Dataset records
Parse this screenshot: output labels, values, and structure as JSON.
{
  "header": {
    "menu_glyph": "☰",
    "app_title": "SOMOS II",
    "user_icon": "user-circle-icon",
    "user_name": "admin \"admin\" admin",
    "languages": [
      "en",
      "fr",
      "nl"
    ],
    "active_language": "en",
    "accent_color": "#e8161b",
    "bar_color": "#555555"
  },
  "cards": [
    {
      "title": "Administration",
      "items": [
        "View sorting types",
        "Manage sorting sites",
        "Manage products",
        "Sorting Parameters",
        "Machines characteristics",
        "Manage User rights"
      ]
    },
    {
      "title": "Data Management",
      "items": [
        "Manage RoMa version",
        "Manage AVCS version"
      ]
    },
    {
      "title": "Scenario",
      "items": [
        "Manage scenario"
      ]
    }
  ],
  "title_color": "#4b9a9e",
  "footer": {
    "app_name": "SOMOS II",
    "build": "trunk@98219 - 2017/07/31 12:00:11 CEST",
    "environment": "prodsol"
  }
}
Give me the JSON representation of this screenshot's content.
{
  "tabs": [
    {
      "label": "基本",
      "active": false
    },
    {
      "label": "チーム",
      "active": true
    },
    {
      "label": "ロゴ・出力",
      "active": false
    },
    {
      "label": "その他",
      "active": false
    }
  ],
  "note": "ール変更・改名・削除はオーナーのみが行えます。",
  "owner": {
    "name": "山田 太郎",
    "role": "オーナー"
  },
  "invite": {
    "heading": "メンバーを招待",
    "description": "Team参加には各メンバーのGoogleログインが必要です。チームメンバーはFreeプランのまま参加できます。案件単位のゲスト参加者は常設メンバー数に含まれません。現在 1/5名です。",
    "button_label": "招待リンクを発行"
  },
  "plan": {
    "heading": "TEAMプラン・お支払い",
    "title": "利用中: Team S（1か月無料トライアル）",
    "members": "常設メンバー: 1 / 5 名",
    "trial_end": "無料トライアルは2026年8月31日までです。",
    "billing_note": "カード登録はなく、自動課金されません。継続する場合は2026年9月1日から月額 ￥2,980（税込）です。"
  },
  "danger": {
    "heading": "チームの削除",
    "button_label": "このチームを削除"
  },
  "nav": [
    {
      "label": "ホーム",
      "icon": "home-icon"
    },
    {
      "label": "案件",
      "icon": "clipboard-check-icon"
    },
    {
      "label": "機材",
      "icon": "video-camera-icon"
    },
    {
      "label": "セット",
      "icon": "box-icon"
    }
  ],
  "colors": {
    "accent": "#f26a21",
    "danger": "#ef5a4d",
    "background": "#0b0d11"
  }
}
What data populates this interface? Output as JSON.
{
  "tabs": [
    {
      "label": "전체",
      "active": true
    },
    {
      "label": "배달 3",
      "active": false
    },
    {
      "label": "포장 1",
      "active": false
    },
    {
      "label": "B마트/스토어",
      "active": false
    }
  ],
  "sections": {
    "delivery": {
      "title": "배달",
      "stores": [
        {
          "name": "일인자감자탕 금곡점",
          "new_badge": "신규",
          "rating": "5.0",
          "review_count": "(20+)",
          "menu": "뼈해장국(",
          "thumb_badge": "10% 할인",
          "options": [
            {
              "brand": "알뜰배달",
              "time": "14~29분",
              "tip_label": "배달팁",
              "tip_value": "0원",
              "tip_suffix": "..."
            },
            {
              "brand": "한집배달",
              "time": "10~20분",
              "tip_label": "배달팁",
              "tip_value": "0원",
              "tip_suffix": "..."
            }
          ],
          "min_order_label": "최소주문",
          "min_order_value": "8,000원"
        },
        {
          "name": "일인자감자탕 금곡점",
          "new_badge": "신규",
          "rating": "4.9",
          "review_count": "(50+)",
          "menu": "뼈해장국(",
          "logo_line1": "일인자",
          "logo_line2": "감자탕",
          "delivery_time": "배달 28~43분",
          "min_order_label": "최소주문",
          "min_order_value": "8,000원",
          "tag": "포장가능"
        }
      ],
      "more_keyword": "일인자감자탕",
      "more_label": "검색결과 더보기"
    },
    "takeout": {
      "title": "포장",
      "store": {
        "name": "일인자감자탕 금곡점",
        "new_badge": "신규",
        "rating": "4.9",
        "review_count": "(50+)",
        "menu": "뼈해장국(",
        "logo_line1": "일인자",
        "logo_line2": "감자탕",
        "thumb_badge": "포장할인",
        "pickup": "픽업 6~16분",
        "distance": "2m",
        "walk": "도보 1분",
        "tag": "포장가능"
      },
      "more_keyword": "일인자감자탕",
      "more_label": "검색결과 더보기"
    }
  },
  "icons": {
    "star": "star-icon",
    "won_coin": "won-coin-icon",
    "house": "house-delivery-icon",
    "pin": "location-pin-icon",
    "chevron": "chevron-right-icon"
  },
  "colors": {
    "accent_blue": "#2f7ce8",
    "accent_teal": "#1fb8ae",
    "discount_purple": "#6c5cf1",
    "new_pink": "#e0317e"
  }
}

- Exercise instructions -
Quote every line of the data, word for word.

- Answer for this exercise -
Parse this screenshot: output labels, values, and structure as JSON.
{
  "header": {
    "menu_glyph": "☰",
    "app_title": "SOMOS II",
    "user_icon": "user-circle-icon",
    "user_name": "admin \"admin\" admin",
    "languages": [
      "en",
      "fr",
      "nl"
    ],
    "active_language": "en",
    "accent_color": "#e8161b",
    "bar_color": "#555555"
  },
  "cards": [
    {
      "title": "Administration",
      "items": [
        "View sorting types",
        "Manage sorting sites",
        "Manage products",
        "Sorting Parameters",
        "Machines characteristics",
        "Manage User rights"
      ]
    },
    {
      "title": "Data Management",
      "items": [
        "Manage RoMa version",
        "Manage AVCS version"
      ]
    },
    {
      "title": "Scenario",
      "items": [
        "Manage scenario"
      ]
    }
  ],
  "title_color": "#4b9a9e",
  "footer": {
    "app_name": "SOMOS II",
    "build": "trunk@98219 - 2017/07/31 12:00:11 CEST",
    "environment": "prodsol"
  }
}
Give me the JSON representation of this screenshot's content.
{
  "tabs": [
    {
      "label": "基本",
      "active": false
    },
    {
      "label": "チーム",
      "active": true
    },
    {
      "label": "ロゴ・出力",
      "active": false
    },
    {
      "label": "その他",
      "active": false
    }
  ],
  "note": "ール変更・改名・削除はオーナーのみが行えます。",
  "owner": {
    "name": "山田 太郎",
    "role": "オーナー"
  },
  "invite": {
    "heading": "メンバーを招待",
    "description": "Team参加には各メンバーのGoogleログインが必要です。チームメンバーはFreeプランのまま参加できます。案件単位のゲスト参加者は常設メンバー数に含まれません。現在 1/5名です。",
    "button_label": "招待リンクを発行"
  },
  "plan": {
    "heading": "TEAMプラン・お支払い",
    "title": "利用中: Team S（1か月無料トライアル）",
    "members": "常設メンバー: 1 / 5 名",
    "trial_end": "無料トライアルは2026年8月31日までです。",
    "billing_note": "カード登録はなく、自動課金されません。継続する場合は2026年9月1日から月額 ￥2,980（税込）です。"
  },
  "danger": {
    "heading": "チームの削除",
    "button_label": "このチームを削除"
  },
  "nav": [
    {
      "label": "ホーム",
      "icon": "home-icon"
    },
    {
      "label": "案件",
      "icon": "clipboard-check-icon"
    },
    {
      "label": "機材",
      "icon": "video-camera-icon"
    },
    {
      "label": "セット",
      "icon": "box-icon"
    }
  ],
  "colors": {
    "accent": "#f26a21",
    "danger": "#ef5a4d",
    "background": "#0b0d11"
  }
}
What data populates this interface? Output as JSON.
{
  "tabs": [
    {
      "label": "전체",
      "active": true
    },
    {
      "label": "배달 3",
      "active": false
    },
    {
      "label": "포장 1",
      "active": false
    },
    {
      "label": "B마트/스토어",
      "active": false
    }
  ],
  "sections": {
    "delivery": {
      "title": "배달",
      "stores": [
        {
          "name": "일인자감자탕 금곡점",
          "new_badge": "신규",
          "rating": "5.0",
          "review_count": "(20+)",
          "menu": "뼈해장국(",
          "thumb_badge": "10% 할인",
          "options": [
            {
              "brand": "알뜰배달",
              "time": "14~29분",
              "tip_label": "배달팁",
              "tip_value": "0원",
              "tip_suffix": "..."
            },
            {
              "brand": "한집배달",
              "time": "10~20분",
              "tip_label": "배달팁",
              "tip_value": "0원",
              "tip_suffix": "..."
            }
          ],
          "min_order_label": "최소주문",
          "min_order_value": "8,000원"
        },
        {
          "name": "일인자감자탕 금곡점",
          "new_badge": "신규",
          "rating": "4.9",
          "review_count": "(50+)",
          "menu": "뼈해장국(",
          "logo_line1": "일인자",
          "logo_line2": "감자탕",
          "delivery_time": "배달 28~43분",
          "min_order_label": "최소주문",
          "min_order_value": "8,000원",
          "tag": "포장가능"
        }
      ],
      "more_keyword": "일인자감자탕",
      "more_label": "검색결과 더보기"
    },
    "takeout": {
      "title": "포장",
      "store": {
        "name": "일인자감자탕 금곡점",
        "new_badge": "신규",
        "rating": "4.9",
        "review_count": "(50+)",
        "menu": "뼈해장국(",
        "logo_line1": "일인자",
        "logo_line2": "감자탕",
        "thumb_badge": "포장할인",
        "pickup": "픽업 6~16분",
        "distance": "2m",
        "walk": "도보 1분",
        "tag": "포장가능"
      },
      "more_keyword": "일인자감자탕",
      "more_label": "검색결과 더보기"
    }
  },
  "icons": {
    "star": "star-icon",
    "won_coin": "won-coin-icon",
    "house": "house-delivery-icon",
    "pin": "location-pin-icon",
    "chevron": "chevron-right-icon"
  },
  "colors": {
    "accent_blue": "#2f7ce8",
    "accent_teal": "#1fb8ae",
    "discount_purple": "#6c5cf1",
    "new_pink": "#e0317e"
  }
}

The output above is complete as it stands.